YOUR INSTRUCTIONS:
Copy out each line of the material below with no changes.

INFORMATION GIVEN:

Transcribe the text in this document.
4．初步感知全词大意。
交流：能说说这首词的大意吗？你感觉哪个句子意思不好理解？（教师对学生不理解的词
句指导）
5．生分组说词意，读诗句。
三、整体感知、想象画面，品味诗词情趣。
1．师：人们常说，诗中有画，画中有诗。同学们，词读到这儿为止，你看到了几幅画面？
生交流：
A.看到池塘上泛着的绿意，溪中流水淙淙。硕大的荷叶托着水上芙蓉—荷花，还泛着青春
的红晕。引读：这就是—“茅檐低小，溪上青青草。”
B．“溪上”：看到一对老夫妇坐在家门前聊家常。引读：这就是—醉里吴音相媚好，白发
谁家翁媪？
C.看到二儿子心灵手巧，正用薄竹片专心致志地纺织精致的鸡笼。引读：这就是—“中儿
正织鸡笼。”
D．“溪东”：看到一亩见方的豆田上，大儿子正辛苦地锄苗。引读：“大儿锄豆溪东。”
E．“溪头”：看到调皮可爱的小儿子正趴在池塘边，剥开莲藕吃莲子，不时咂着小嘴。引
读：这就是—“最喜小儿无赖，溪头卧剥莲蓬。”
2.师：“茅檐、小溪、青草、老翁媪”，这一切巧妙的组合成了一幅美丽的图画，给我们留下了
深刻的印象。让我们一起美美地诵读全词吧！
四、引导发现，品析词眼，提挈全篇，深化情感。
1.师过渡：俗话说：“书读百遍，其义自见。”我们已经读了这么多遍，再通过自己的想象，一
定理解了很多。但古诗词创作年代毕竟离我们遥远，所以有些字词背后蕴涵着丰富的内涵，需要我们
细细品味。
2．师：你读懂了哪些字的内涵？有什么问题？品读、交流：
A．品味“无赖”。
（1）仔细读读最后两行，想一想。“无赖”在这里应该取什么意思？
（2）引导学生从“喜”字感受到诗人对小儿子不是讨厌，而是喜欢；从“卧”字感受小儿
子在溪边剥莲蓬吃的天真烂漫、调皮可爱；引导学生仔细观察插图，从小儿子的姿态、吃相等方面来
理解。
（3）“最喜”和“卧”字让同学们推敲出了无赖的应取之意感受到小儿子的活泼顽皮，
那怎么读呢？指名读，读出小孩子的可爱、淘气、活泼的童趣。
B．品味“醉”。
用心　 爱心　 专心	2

RESPONSE TO THE EXERCISE:
Transcribe the text in this document.
4．初步感知全词大意。
交流：能说说这首词的大意吗？你感觉哪个句子意思不好理解？（教师对学生不理解的词
句指导）
5．生分组说词意，读诗句。
三、整体感知、想象画面，品味诗词情趣。
1．师：人们常说，诗中有画，画中有诗。同学们，词读到这儿为止，你看到了几幅画面？
生交流：
A.看到池塘上泛着的绿意，溪中流水淙淙。硕大的荷叶托着水上芙蓉—荷花，还泛着青春
的红晕。引读：这就是—“茅檐低小，溪上青青草。”
B．“溪上”：看到一对老夫妇坐在家门前聊家常。引读：这就是—醉里吴音相媚好，白发
谁家翁媪？
C.看到二儿子心灵手巧，正用薄竹片专心致志地纺织精致的鸡笼。引读：这就是—“中儿
正织鸡笼。”
D．“溪东”：看到一亩见方的豆田上，大儿子正辛苦地锄苗。引读：“大儿锄豆溪东。”
E．“溪头”：看到调皮可爱的小儿子正趴在池塘边，剥开莲藕吃莲子，不时咂着小嘴。引
读：这就是—“最喜小儿无赖，溪头卧剥莲蓬。”
2.师：“茅檐、小溪、青草、老翁媪”，这一切巧妙的组合成了一幅美丽的图画，给我们留下了
深刻的印象。让我们一起美美地诵读全词吧！
四、引导发现，品析词眼，提挈全篇，深化情感。
1.师过渡：俗话说：“书读百遍，其义自见。”我们已经读了这么多遍，再通过自己的想象，一
定理解了很多。但古诗词创作年代毕竟离我们遥远，所以有些字词背后蕴涵着丰富的内涵，需要我们
细细品味。
2．师：你读懂了哪些字的内涵？有什么问题？品读、交流：
A．品味“无赖”。
（1）仔细读读最后两行，想一想。“无赖”在这里应该取什么意思？
（2）引导学生从“喜”字感受到诗人对小儿子不是讨厌，而是喜欢；从“卧”字感受小儿
子在溪边剥莲蓬吃的天真烂漫、调皮可爱；引导学生仔细观察插图，从小儿子的姿态、吃相等方面来
理解。
（3）“最喜”和“卧”字让同学们推敲出了无赖的应取之意感受到小儿子的活泼顽皮，
那怎么读呢？指名读，读出小孩子的可爱、淘气、活泼的童趣。
B．品味“醉”。
用心　 爱心　 专心	2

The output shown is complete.